### PROBLEM REQUIREMENTS:
Quote every line of the data below as it stands, omitting pictures.

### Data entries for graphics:
= = = = =

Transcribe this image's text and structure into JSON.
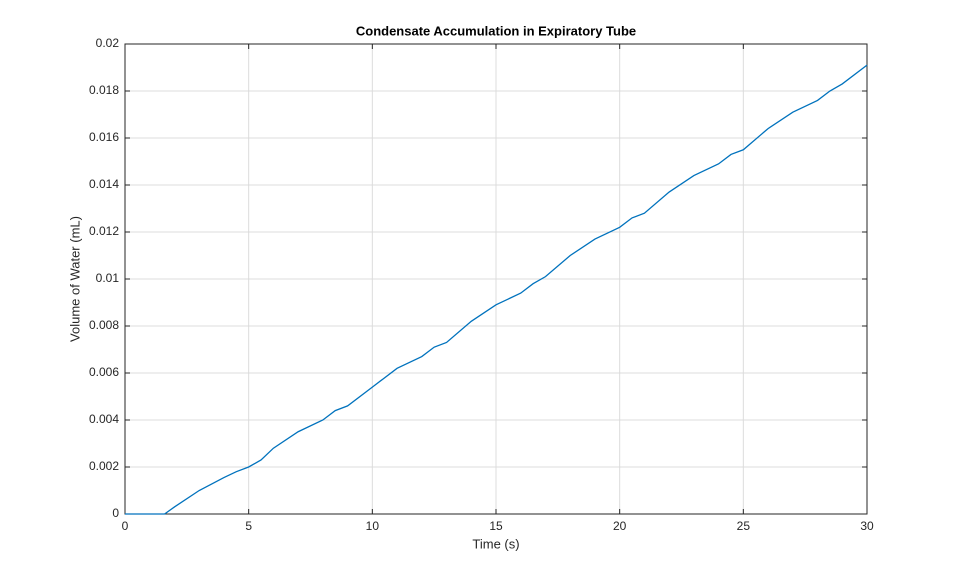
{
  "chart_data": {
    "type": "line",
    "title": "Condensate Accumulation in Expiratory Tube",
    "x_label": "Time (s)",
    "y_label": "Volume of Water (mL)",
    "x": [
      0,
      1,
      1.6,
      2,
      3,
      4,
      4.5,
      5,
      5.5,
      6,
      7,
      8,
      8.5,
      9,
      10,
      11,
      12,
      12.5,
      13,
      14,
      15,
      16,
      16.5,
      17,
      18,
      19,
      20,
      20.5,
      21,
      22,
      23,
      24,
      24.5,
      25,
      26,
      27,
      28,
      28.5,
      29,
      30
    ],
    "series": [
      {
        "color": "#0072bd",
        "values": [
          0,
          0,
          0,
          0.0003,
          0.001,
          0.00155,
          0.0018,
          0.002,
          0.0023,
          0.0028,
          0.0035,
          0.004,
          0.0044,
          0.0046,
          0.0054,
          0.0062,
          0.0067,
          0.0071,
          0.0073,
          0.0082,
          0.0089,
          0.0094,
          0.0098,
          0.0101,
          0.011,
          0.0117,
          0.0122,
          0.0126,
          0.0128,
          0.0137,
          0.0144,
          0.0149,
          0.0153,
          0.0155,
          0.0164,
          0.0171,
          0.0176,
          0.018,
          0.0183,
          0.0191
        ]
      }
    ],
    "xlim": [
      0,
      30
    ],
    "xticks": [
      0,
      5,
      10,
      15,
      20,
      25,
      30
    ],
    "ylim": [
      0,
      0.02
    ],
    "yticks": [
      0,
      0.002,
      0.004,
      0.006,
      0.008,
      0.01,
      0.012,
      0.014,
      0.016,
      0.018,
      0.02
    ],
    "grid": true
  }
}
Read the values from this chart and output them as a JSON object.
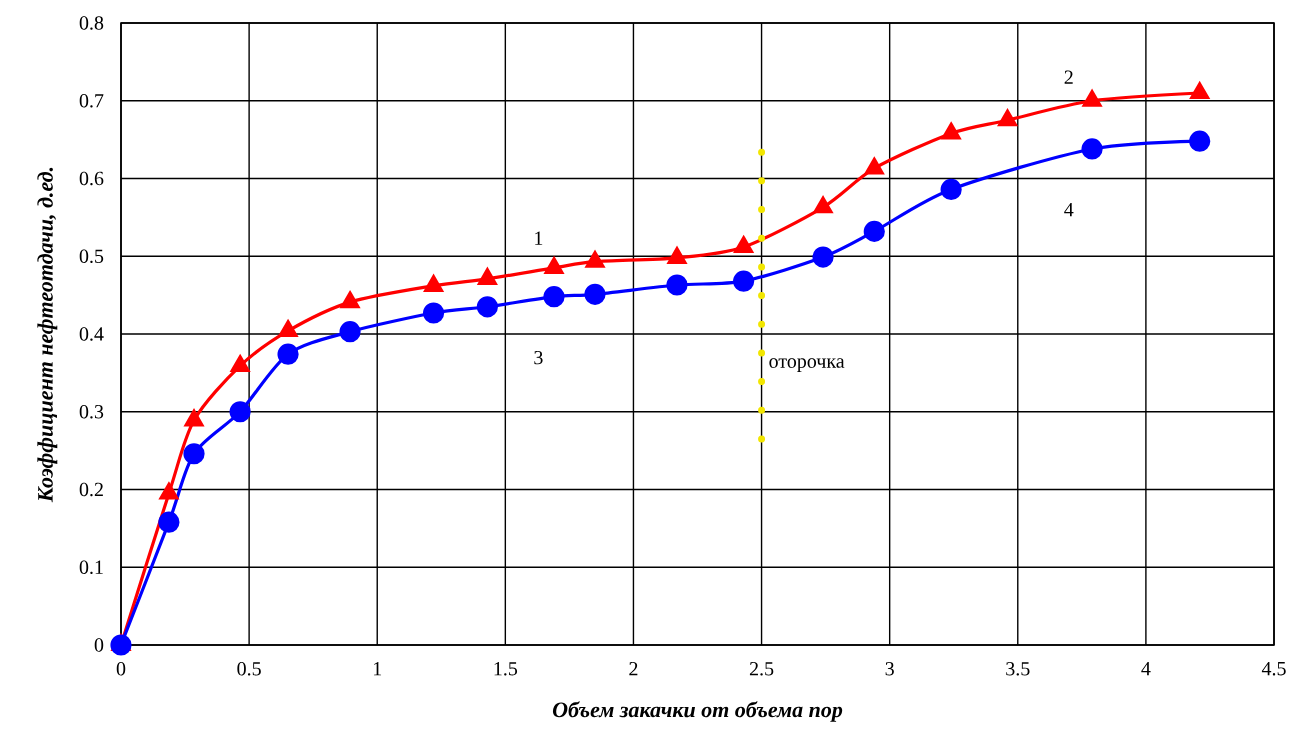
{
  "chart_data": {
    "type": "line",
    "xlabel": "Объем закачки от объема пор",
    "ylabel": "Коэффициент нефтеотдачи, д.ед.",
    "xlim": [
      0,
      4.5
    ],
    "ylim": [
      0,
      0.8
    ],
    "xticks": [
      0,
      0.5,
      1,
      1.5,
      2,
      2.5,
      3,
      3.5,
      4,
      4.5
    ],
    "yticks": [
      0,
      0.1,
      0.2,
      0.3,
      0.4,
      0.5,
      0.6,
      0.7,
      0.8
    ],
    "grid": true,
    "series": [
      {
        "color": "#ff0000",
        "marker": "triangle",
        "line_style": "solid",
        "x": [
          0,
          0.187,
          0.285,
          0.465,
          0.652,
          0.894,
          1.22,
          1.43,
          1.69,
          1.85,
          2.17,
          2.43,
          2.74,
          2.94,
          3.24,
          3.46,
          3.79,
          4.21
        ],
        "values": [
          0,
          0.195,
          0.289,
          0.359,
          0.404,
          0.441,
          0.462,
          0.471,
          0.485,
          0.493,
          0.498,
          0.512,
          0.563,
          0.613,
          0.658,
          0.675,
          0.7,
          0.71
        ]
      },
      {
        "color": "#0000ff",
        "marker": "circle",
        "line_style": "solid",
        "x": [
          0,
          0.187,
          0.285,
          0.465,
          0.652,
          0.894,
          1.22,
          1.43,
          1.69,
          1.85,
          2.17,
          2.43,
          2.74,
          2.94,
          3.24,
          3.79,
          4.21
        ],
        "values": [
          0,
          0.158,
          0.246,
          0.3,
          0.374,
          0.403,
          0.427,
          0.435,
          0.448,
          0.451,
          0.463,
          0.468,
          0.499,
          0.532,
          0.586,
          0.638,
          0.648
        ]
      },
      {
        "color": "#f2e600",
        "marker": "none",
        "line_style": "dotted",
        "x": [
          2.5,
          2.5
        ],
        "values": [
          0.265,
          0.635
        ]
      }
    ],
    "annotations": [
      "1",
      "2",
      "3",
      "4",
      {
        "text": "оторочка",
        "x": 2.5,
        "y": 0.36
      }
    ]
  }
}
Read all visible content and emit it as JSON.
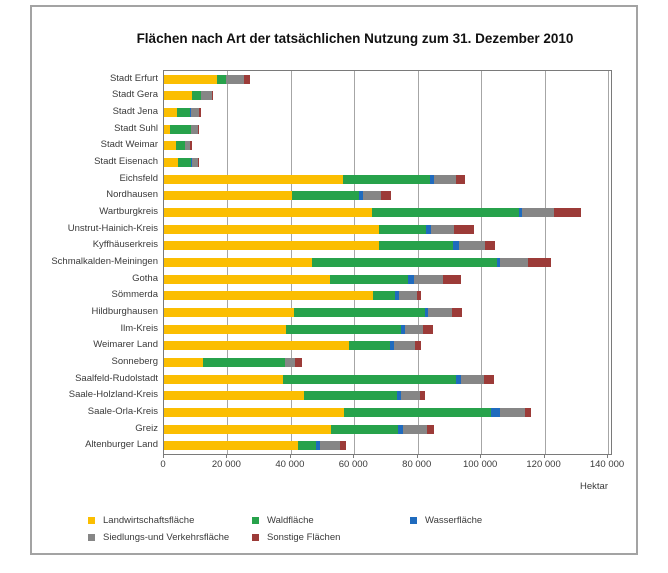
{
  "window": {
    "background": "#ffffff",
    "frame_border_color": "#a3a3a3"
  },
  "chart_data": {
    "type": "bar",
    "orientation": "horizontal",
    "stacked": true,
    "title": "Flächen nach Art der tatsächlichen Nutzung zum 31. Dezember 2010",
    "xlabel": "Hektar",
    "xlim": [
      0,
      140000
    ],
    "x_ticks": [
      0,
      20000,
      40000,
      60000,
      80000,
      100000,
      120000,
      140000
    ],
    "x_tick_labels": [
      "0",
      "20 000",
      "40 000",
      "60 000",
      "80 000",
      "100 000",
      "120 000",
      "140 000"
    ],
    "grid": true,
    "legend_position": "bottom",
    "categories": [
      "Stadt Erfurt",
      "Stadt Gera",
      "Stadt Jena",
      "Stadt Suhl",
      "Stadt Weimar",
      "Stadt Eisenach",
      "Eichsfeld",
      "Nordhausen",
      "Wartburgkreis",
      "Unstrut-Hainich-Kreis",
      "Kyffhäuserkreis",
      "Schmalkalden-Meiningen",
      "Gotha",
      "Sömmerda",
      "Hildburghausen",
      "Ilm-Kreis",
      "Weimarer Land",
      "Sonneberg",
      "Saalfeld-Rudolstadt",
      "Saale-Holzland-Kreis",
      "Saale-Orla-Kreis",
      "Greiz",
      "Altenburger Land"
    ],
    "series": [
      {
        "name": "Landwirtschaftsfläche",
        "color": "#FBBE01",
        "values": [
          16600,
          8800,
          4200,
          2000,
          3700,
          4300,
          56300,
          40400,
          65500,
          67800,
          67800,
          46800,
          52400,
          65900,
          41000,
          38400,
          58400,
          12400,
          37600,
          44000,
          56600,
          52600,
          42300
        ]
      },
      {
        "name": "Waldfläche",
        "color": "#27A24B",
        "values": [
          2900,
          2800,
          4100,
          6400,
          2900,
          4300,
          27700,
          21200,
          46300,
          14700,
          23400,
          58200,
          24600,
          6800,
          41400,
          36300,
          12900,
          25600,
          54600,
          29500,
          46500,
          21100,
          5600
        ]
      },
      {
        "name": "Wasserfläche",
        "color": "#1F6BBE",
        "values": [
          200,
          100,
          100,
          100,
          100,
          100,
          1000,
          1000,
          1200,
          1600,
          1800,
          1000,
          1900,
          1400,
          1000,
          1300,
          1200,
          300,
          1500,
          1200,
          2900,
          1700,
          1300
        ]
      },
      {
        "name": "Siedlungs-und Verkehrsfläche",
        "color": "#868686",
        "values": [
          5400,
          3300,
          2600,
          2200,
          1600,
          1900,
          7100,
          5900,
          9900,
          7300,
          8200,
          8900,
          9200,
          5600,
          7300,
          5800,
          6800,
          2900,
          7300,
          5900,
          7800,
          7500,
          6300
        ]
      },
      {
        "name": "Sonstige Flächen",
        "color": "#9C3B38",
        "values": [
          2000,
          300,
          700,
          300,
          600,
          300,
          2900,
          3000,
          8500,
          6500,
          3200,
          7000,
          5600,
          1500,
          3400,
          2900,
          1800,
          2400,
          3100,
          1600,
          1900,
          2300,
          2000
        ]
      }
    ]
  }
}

= = = = =

### PROBLEM SOLUTION:
Transcribe this image's text and structure into JSON.
{
  "chart_data": {
    "type": "line",
    "title": "Condensate Accumulation in Expiratory Tube",
    "x_label": "Time (s)",
    "y_label": "Volume of Water (mL)",
    "x": [
      0,
      1,
      1.6,
      2,
      3,
      4,
      4.5,
      5,
      5.5,
      6,
      7,
      8,
      8.5,
      9,
      10,
      11,
      12,
      12.5,
      13,
      14,
      15,
      16,
      16.5,
      17,
      18,
      19,
      20,
      20.5,
      21,
      22,
      23,
      24,
      24.5,
      25,
      26,
      27,
      28,
      28.5,
      29,
      30
    ],
    "series": [
      {
        "color": "#0072bd",
        "values": [
          0,
          0,
          0,
          0.0003,
          0.001,
          0.00155,
          0.0018,
          0.002,
          0.0023,
          0.0028,
          0.0035,
          0.004,
          0.0044,
          0.0046,
          0.0054,
          0.0062,
          0.0067,
          0.0071,
          0.0073,
          0.0082,
          0.0089,
          0.0094,
          0.0098,
          0.0101,
          0.011,
          0.0117,
          0.0122,
          0.0126,
          0.0128,
          0.0137,
          0.0144,
          0.0149,
          0.0153,
          0.0155,
          0.0164,
          0.0171,
          0.0176,
          0.018,
          0.0183,
          0.0191
        ]
      }
    ],
    "xlim": [
      0,
      30
    ],
    "xticks": [
      0,
      5,
      10,
      15,
      20,
      25,
      30
    ],
    "ylim": [
      0,
      0.02
    ],
    "yticks": [
      0,
      0.002,
      0.004,
      0.006,
      0.008,
      0.01,
      0.012,
      0.014,
      0.016,
      0.018,
      0.02
    ],
    "grid": true
  }
}
Read the values from this chart and output them as a JSON object.
{
  "chart_data": {
    "type": "line",
    "xlabel": "Объем закачки от объема пор",
    "ylabel": "Коэффициент нефтеотдачи, д.ед.",
    "xlim": [
      0,
      4.5
    ],
    "ylim": [
      0,
      0.8
    ],
    "xticks": [
      0,
      0.5,
      1,
      1.5,
      2,
      2.5,
      3,
      3.5,
      4,
      4.5
    ],
    "yticks": [
      0,
      0.1,
      0.2,
      0.3,
      0.4,
      0.5,
      0.6,
      0.7,
      0.8
    ],
    "grid": true,
    "series": [
      {
        "color": "#ff0000",
        "marker": "triangle",
        "line_style": "solid",
        "x": [
          0,
          0.187,
          0.285,
          0.465,
          0.652,
          0.894,
          1.22,
          1.43,
          1.69,
          1.85,
          2.17,
          2.43,
          2.74,
          2.94,
          3.24,
          3.46,
          3.79,
          4.21
        ],
        "values": [
          0,
          0.195,
          0.289,
          0.359,
          0.404,
          0.441,
          0.462,
          0.471,
          0.485,
          0.493,
          0.498,
          0.512,
          0.563,
          0.613,
          0.658,
          0.675,
          0.7,
          0.71
        ]
      },
      {
        "color": "#0000ff",
        "marker": "circle",
        "line_style": "solid",
        "x": [
          0,
          0.187,
          0.285,
          0.465,
          0.652,
          0.894,
          1.22,
          1.43,
          1.69,
          1.85,
          2.17,
          2.43,
          2.74,
          2.94,
          3.24,
          3.79,
          4.21
        ],
        "values": [
          0,
          0.158,
          0.246,
          0.3,
          0.374,
          0.403,
          0.427,
          0.435,
          0.448,
          0.451,
          0.463,
          0.468,
          0.499,
          0.532,
          0.586,
          0.638,
          0.648
        ]
      },
      {
        "color": "#f2e600",
        "marker": "none",
        "line_style": "dotted",
        "x": [
          2.5,
          2.5
        ],
        "values": [
          0.265,
          0.635
        ]
      }
    ],
    "annotations": [
      "1",
      "2",
      "3",
      "4",
      {
        "text": "оторочка",
        "x": 2.5,
        "y": 0.36
      }
    ]
  }
}
Read all visible content and emit it as JSON.
{
  "window": {
    "background": "#ffffff",
    "frame_border_color": "#a3a3a3"
  },
  "chart_data": {
    "type": "bar",
    "orientation": "horizontal",
    "stacked": true,
    "title": "Flächen nach Art der tatsächlichen Nutzung zum 31. Dezember 2010",
    "xlabel": "Hektar",
    "xlim": [
      0,
      140000
    ],
    "x_ticks": [
      0,
      20000,
      40000,
      60000,
      80000,
      100000,
      120000,
      140000
    ],
    "x_tick_labels": [
      "0",
      "20 000",
      "40 000",
      "60 000",
      "80 000",
      "100 000",
      "120 000",
      "140 000"
    ],
    "grid": true,
    "legend_position": "bottom",
    "categories": [
      "Stadt Erfurt",
      "Stadt Gera",
      "Stadt Jena",
      "Stadt Suhl",
      "Stadt Weimar",
      "Stadt Eisenach",
      "Eichsfeld",
      "Nordhausen",
      "Wartburgkreis",
      "Unstrut-Hainich-Kreis",
      "Kyffhäuserkreis",
      "Schmalkalden-Meiningen",
      "Gotha",
      "Sömmerda",
      "Hildburghausen",
      "Ilm-Kreis",
      "Weimarer Land",
      "Sonneberg",
      "Saalfeld-Rudolstadt",
      "Saale-Holzland-Kreis",
      "Saale-Orla-Kreis",
      "Greiz",
      "Altenburger Land"
    ],
    "series": [
      {
        "name": "Landwirtschaftsfläche",
        "color": "#FBBE01",
        "values": [
          16600,
          8800,
          4200,
          2000,
          3700,
          4300,
          56300,
          40400,
          65500,
          67800,
          67800,
          46800,
          52400,
          65900,
          41000,
          38400,
          58400,
          12400,
          37600,
          44000,
          56600,
          52600,
          42300
        ]
      },
      {
        "name": "Waldfläche",
        "color": "#27A24B",
        "values": [
          2900,
          2800,
          4100,
          6400,
          2900,
          4300,
          27700,
          21200,
          46300,
          14700,
          23400,
          58200,
          24600,
          6800,
          41400,
          36300,
          12900,
          25600,
          54600,
          29500,
          46500,
          21100,
          5600
        ]
      },
      {
        "name": "Wasserfläche",
        "color": "#1F6BBE",
        "values": [
          200,
          100,
          100,
          100,
          100,
          100,
          1000,
          1000,
          1200,
          1600,
          1800,
          1000,
          1900,
          1400,
          1000,
          1300,
          1200,
          300,
          1500,
          1200,
          2900,
          1700,
          1300
        ]
      },
      {
        "name": "Siedlungs-und Verkehrsfläche",
        "color": "#868686",
        "values": [
          5400,
          3300,
          2600,
          2200,
          1600,
          1900,
          7100,
          5900,
          9900,
          7300,
          8200,
          8900,
          9200,
          5600,
          7300,
          5800,
          6800,
          2900,
          7300,
          5900,
          7800,
          7500,
          6300
        ]
      },
      {
        "name": "Sonstige Flächen",
        "color": "#9C3B38",
        "values": [
          2000,
          300,
          700,
          300,
          600,
          300,
          2900,
          3000,
          8500,
          6500,
          3200,
          7000,
          5600,
          1500,
          3400,
          2900,
          1800,
          2400,
          3100,
          1600,
          1900,
          2300,
          2000
        ]
      }
    ]
  }
}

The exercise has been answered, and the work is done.